**What is expected**
Check each line of the records below for the string "horizontal", then state how many lines contain it, with no other output.

**Rows**
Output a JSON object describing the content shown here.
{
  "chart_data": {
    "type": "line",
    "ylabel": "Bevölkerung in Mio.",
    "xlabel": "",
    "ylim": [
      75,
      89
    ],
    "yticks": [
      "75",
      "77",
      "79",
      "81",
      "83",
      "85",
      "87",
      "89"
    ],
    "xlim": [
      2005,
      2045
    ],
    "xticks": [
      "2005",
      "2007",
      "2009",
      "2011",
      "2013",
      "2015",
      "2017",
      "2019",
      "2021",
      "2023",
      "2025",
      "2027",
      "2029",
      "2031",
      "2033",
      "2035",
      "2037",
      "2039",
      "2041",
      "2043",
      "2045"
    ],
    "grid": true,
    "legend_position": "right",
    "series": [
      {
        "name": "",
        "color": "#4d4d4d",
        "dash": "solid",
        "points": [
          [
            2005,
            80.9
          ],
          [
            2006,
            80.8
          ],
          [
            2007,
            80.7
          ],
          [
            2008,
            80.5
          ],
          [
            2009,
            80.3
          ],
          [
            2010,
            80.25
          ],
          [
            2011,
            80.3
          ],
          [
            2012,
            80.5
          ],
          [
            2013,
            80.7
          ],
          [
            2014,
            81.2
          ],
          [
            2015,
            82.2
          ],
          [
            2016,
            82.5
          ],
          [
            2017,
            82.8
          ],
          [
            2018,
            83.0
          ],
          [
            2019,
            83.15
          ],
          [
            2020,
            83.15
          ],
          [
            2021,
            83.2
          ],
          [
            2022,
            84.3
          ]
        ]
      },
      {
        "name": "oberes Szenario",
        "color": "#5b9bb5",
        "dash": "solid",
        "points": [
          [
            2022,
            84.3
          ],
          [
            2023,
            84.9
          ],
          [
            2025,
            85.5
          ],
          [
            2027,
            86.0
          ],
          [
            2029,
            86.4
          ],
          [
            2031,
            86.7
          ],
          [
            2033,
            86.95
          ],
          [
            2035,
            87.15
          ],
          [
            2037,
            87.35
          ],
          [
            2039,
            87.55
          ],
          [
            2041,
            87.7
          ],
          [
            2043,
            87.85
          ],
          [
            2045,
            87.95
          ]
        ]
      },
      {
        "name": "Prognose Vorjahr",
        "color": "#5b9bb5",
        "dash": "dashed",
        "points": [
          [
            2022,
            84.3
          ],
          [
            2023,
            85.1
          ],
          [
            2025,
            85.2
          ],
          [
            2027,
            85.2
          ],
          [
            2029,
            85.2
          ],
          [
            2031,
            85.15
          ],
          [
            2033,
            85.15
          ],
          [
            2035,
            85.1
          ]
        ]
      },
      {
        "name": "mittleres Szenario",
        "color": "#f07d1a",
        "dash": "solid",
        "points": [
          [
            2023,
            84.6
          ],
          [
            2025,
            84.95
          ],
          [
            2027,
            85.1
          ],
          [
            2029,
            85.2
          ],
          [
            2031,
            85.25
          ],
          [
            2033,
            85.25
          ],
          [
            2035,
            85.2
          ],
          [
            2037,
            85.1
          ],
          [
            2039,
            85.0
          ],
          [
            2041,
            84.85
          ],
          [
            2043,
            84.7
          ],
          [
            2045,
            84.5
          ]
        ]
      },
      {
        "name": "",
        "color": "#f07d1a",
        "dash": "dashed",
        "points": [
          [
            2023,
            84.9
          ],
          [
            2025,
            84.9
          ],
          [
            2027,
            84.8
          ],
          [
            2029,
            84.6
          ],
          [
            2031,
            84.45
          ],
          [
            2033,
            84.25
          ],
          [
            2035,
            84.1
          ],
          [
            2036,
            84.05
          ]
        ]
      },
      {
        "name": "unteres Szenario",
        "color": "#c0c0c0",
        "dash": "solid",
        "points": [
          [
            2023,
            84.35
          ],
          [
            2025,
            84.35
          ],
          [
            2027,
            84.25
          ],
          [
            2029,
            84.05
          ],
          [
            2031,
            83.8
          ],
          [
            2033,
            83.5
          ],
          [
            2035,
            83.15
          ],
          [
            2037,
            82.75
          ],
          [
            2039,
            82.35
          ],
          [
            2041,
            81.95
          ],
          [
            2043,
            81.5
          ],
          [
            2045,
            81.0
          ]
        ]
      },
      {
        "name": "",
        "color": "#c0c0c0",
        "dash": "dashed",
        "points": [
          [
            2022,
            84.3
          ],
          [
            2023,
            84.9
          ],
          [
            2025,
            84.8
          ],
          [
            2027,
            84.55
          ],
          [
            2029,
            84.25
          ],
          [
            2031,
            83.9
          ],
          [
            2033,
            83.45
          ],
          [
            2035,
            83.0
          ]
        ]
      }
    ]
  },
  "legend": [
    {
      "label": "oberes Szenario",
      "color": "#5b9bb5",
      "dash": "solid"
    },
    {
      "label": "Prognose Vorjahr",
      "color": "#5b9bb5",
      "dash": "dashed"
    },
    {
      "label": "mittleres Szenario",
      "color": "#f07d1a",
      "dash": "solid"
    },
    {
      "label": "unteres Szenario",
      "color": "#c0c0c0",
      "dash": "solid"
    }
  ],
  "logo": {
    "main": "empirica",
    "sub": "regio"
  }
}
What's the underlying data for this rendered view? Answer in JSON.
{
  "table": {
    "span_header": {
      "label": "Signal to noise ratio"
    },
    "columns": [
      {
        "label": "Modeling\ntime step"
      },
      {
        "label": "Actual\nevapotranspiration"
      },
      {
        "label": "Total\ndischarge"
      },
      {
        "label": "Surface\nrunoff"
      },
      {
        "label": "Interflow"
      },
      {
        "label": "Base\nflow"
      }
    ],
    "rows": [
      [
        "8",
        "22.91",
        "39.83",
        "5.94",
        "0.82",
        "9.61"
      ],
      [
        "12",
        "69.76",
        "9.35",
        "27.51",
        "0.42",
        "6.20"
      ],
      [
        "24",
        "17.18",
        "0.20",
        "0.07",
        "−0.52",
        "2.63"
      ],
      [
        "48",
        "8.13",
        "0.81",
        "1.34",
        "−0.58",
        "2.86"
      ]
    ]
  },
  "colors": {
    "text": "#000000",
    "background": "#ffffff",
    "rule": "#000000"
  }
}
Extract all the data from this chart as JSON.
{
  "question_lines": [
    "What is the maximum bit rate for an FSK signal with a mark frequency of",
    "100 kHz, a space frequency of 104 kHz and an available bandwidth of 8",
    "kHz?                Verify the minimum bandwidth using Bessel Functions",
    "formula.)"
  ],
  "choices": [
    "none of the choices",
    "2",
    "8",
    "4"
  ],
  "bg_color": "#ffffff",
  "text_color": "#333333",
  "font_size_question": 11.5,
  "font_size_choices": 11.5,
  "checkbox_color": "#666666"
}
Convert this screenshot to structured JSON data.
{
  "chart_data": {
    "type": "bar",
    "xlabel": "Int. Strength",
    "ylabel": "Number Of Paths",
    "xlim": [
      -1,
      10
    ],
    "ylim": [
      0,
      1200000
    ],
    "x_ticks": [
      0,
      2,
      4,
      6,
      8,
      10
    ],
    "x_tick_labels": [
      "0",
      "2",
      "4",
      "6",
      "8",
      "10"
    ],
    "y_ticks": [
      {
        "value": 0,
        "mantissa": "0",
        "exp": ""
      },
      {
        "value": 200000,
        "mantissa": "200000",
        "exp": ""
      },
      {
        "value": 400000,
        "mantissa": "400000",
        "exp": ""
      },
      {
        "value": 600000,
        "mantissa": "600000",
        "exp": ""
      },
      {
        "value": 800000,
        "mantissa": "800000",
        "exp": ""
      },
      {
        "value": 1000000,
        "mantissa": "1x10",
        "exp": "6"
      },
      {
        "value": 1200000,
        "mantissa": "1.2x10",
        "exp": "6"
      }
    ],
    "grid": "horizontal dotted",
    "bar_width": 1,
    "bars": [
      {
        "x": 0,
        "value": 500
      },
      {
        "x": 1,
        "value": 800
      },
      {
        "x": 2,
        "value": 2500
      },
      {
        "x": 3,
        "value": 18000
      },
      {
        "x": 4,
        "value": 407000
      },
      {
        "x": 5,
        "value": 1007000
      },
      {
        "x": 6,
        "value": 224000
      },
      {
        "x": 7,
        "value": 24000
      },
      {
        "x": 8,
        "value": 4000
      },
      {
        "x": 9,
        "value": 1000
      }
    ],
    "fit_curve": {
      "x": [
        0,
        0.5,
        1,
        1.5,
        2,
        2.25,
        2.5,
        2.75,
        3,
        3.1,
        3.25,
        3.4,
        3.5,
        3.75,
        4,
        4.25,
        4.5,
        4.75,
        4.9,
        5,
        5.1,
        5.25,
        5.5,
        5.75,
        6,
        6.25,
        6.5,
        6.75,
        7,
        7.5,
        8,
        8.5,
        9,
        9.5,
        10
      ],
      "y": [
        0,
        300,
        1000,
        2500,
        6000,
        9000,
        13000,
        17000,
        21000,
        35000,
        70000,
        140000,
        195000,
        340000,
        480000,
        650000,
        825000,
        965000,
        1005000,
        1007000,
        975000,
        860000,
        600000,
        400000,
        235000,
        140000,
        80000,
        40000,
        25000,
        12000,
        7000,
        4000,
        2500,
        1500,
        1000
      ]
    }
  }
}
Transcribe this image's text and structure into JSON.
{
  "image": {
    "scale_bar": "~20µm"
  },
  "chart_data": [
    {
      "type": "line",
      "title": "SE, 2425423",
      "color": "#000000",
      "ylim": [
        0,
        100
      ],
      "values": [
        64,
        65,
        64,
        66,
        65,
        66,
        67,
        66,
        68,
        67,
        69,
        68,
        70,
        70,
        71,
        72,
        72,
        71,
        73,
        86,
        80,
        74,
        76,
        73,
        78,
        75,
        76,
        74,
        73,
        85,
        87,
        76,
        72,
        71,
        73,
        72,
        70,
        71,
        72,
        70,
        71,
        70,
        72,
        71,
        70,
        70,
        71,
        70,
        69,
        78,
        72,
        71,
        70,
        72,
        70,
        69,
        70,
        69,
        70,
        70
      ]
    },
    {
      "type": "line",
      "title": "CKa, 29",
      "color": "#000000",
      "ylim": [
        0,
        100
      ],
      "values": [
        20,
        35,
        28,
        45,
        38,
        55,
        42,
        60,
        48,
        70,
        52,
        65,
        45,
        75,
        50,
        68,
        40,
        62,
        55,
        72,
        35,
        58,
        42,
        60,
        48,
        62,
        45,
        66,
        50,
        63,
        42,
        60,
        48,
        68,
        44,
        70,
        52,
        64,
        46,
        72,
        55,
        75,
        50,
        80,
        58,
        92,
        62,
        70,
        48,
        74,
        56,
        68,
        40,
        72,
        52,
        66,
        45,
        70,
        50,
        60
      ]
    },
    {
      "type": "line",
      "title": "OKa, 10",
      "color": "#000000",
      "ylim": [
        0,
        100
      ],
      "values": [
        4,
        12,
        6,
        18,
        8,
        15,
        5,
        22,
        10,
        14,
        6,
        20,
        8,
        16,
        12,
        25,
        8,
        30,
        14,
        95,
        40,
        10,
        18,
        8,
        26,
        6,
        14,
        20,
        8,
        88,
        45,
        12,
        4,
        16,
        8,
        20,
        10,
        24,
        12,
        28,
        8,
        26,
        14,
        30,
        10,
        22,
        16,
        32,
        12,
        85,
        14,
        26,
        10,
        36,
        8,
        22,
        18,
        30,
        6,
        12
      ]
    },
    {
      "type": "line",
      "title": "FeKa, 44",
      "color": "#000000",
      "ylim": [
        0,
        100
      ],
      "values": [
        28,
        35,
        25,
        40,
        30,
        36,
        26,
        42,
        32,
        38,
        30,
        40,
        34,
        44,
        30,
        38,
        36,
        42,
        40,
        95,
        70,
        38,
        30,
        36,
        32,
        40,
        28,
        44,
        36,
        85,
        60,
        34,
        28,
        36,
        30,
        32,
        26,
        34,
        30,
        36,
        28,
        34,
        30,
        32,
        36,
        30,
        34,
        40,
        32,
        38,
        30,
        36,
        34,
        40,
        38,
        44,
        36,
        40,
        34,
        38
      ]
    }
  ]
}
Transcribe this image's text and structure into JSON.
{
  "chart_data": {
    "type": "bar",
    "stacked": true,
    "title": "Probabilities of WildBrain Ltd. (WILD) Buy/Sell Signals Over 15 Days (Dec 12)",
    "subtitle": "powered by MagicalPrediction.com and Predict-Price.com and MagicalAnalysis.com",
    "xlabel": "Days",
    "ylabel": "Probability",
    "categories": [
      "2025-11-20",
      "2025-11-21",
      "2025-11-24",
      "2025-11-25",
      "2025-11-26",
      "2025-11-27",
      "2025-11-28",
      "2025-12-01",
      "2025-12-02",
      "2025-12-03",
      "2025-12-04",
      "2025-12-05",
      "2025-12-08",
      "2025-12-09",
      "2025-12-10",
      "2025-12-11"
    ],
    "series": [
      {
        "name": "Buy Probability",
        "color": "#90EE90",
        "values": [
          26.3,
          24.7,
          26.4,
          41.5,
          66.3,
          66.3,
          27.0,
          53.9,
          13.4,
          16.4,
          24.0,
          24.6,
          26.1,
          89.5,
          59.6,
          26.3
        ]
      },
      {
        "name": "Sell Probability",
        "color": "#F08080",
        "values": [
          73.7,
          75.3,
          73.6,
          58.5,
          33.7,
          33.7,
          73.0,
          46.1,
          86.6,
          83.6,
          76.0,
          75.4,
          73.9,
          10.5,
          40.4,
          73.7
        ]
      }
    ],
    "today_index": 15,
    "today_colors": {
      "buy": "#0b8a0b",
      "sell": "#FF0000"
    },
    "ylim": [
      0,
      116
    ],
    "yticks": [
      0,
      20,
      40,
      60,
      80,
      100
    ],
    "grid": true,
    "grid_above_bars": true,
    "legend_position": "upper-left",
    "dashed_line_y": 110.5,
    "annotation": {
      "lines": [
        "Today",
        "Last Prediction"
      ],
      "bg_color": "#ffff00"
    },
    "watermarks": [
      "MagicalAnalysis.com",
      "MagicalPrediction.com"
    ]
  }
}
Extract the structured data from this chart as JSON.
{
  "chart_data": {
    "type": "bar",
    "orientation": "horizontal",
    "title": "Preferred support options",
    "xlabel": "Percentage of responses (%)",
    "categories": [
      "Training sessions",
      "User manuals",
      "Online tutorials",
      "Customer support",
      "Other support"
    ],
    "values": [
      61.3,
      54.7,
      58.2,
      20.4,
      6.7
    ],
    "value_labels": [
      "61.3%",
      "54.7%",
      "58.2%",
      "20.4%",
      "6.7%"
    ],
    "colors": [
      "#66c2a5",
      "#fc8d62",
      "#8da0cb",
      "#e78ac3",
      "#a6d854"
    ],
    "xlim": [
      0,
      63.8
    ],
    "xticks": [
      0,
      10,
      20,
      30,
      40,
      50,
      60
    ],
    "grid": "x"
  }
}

**Expected output**
2